## The request
Exactly reproduce all the records, keeping pictures out of the copy.

Records from a data collection:
— Start —
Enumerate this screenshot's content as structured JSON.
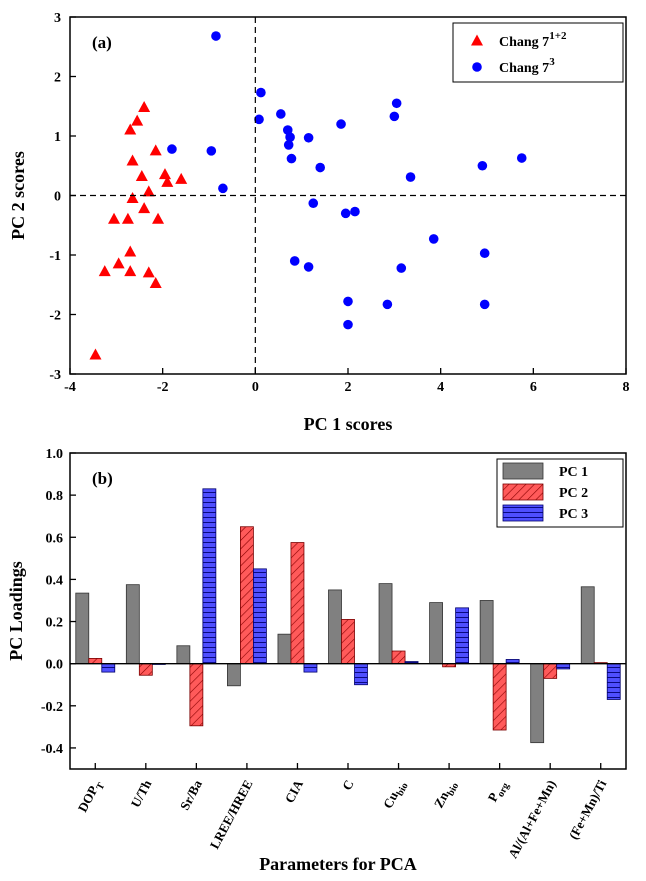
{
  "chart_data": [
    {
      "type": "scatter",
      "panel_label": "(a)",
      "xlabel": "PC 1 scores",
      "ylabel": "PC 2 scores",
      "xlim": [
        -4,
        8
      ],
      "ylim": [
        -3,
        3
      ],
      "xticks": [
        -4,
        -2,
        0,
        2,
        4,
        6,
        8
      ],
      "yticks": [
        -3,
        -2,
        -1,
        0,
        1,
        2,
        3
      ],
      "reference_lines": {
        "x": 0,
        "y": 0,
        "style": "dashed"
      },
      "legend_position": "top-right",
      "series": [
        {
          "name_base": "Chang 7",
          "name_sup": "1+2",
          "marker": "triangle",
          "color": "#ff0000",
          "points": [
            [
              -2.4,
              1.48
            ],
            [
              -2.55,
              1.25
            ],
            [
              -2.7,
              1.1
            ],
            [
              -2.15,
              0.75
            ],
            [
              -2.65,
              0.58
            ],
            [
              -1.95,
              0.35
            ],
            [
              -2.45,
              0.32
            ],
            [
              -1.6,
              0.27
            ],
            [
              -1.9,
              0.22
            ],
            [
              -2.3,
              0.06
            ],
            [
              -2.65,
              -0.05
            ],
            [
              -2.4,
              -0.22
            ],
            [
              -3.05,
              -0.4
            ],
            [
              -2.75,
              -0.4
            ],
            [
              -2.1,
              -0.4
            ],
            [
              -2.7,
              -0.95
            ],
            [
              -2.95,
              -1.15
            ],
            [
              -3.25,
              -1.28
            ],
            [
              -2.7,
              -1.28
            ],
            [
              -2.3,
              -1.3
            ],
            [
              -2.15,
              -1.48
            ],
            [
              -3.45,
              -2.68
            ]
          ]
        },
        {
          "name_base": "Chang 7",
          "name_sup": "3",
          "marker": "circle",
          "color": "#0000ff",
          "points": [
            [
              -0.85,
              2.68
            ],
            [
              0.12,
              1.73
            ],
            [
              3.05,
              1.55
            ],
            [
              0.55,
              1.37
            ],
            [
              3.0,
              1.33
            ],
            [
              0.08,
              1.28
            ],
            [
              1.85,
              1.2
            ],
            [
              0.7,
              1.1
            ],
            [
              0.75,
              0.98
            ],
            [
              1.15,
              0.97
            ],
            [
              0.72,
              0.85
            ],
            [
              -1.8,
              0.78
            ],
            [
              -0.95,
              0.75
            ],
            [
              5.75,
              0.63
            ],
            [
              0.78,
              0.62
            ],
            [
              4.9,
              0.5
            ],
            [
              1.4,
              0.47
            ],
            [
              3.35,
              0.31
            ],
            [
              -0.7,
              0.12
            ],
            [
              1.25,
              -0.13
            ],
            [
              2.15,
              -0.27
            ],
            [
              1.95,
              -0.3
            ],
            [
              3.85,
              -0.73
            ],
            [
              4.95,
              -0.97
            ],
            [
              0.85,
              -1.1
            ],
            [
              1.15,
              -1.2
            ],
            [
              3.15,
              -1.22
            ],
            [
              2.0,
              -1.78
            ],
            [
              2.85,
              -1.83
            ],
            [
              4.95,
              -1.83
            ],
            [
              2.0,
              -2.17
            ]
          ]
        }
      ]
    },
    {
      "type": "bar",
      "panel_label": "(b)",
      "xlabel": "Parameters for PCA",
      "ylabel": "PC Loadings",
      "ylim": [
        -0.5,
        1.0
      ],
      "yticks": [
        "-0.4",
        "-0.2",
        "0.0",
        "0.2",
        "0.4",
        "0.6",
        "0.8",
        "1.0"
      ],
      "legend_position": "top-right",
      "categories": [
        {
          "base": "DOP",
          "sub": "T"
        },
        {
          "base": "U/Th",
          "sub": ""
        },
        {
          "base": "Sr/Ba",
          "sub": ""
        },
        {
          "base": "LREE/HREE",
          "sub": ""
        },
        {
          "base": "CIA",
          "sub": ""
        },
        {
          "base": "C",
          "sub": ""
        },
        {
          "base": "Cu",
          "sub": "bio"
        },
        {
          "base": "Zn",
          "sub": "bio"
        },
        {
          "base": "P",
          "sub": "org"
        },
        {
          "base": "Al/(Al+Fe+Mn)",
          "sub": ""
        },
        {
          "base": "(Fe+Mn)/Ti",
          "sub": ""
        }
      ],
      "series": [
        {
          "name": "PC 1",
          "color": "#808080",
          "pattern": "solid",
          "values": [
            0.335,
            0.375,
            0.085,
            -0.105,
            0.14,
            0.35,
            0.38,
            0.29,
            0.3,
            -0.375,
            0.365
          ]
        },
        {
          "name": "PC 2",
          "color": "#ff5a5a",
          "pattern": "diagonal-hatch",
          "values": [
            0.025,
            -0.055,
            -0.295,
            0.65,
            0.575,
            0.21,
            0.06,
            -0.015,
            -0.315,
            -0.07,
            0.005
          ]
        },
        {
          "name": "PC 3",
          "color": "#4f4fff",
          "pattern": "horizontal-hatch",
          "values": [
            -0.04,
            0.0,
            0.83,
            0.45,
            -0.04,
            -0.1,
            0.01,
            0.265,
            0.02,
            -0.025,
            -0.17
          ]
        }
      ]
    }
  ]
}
— End —
## Finished exercise
Enumerate this screenshot's content as structured JSON.
{
  "chart_data": [
    {
      "type": "scatter",
      "panel_label": "(a)",
      "xlabel": "PC 1 scores",
      "ylabel": "PC 2 scores",
      "xlim": [
        -4,
        8
      ],
      "ylim": [
        -3,
        3
      ],
      "xticks": [
        -4,
        -2,
        0,
        2,
        4,
        6,
        8
      ],
      "yticks": [
        -3,
        -2,
        -1,
        0,
        1,
        2,
        3
      ],
      "reference_lines": {
        "x": 0,
        "y": 0,
        "style": "dashed"
      },
      "legend_position": "top-right",
      "series": [
        {
          "name_base": "Chang 7",
          "name_sup": "1+2",
          "marker": "triangle",
          "color": "#ff0000",
          "points": [
            [
              -2.4,
              1.48
            ],
            [
              -2.55,
              1.25
            ],
            [
              -2.7,
              1.1
            ],
            [
              -2.15,
              0.75
            ],
            [
              -2.65,
              0.58
            ],
            [
              -1.95,
              0.35
            ],
            [
              -2.45,
              0.32
            ],
            [
              -1.6,
              0.27
            ],
            [
              -1.9,
              0.22
            ],
            [
              -2.3,
              0.06
            ],
            [
              -2.65,
              -0.05
            ],
            [
              -2.4,
              -0.22
            ],
            [
              -3.05,
              -0.4
            ],
            [
              -2.75,
              -0.4
            ],
            [
              -2.1,
              -0.4
            ],
            [
              -2.7,
              -0.95
            ],
            [
              -2.95,
              -1.15
            ],
            [
              -3.25,
              -1.28
            ],
            [
              -2.7,
              -1.28
            ],
            [
              -2.3,
              -1.3
            ],
            [
              -2.15,
              -1.48
            ],
            [
              -3.45,
              -2.68
            ]
          ]
        },
        {
          "name_base": "Chang 7",
          "name_sup": "3",
          "marker": "circle",
          "color": "#0000ff",
          "points": [
            [
              -0.85,
              2.68
            ],
            [
              0.12,
              1.73
            ],
            [
              3.05,
              1.55
            ],
            [
              0.55,
              1.37
            ],
            [
              3.0,
              1.33
            ],
            [
              0.08,
              1.28
            ],
            [
              1.85,
              1.2
            ],
            [
              0.7,
              1.1
            ],
            [
              0.75,
              0.98
            ],
            [
              1.15,
              0.97
            ],
            [
              0.72,
              0.85
            ],
            [
              -1.8,
              0.78
            ],
            [
              -0.95,
              0.75
            ],
            [
              5.75,
              0.63
            ],
            [
              0.78,
              0.62
            ],
            [
              4.9,
              0.5
            ],
            [
              1.4,
              0.47
            ],
            [
              3.35,
              0.31
            ],
            [
              -0.7,
              0.12
            ],
            [
              1.25,
              -0.13
            ],
            [
              2.15,
              -0.27
            ],
            [
              1.95,
              -0.3
            ],
            [
              3.85,
              -0.73
            ],
            [
              4.95,
              -0.97
            ],
            [
              0.85,
              -1.1
            ],
            [
              1.15,
              -1.2
            ],
            [
              3.15,
              -1.22
            ],
            [
              2.0,
              -1.78
            ],
            [
              2.85,
              -1.83
            ],
            [
              4.95,
              -1.83
            ],
            [
              2.0,
              -2.17
            ]
          ]
        }
      ]
    },
    {
      "type": "bar",
      "panel_label": "(b)",
      "xlabel": "Parameters for PCA",
      "ylabel": "PC Loadings",
      "ylim": [
        -0.5,
        1.0
      ],
      "yticks": [
        "-0.4",
        "-0.2",
        "0.0",
        "0.2",
        "0.4",
        "0.6",
        "0.8",
        "1.0"
      ],
      "legend_position": "top-right",
      "categories": [
        {
          "base": "DOP",
          "sub": "T"
        },
        {
          "base": "U/Th",
          "sub": ""
        },
        {
          "base": "Sr/Ba",
          "sub": ""
        },
        {
          "base": "LREE/HREE",
          "sub": ""
        },
        {
          "base": "CIA",
          "sub": ""
        },
        {
          "base": "C",
          "sub": ""
        },
        {
          "base": "Cu",
          "sub": "bio"
        },
        {
          "base": "Zn",
          "sub": "bio"
        },
        {
          "base": "P",
          "sub": "org"
        },
        {
          "base": "Al/(Al+Fe+Mn)",
          "sub": ""
        },
        {
          "base": "(Fe+Mn)/Ti",
          "sub": ""
        }
      ],
      "series": [
        {
          "name": "PC 1",
          "color": "#808080",
          "pattern": "solid",
          "values": [
            0.335,
            0.375,
            0.085,
            -0.105,
            0.14,
            0.35,
            0.38,
            0.29,
            0.3,
            -0.375,
            0.365
          ]
        },
        {
          "name": "PC 2",
          "color": "#ff5a5a",
          "pattern": "diagonal-hatch",
          "values": [
            0.025,
            -0.055,
            -0.295,
            0.65,
            0.575,
            0.21,
            0.06,
            -0.015,
            -0.315,
            -0.07,
            0.005
          ]
        },
        {
          "name": "PC 3",
          "color": "#4f4fff",
          "pattern": "horizontal-hatch",
          "values": [
            -0.04,
            0.0,
            0.83,
            0.45,
            -0.04,
            -0.1,
            0.01,
            0.265,
            0.02,
            -0.025,
            -0.17
          ]
        }
      ]
    }
  ]
}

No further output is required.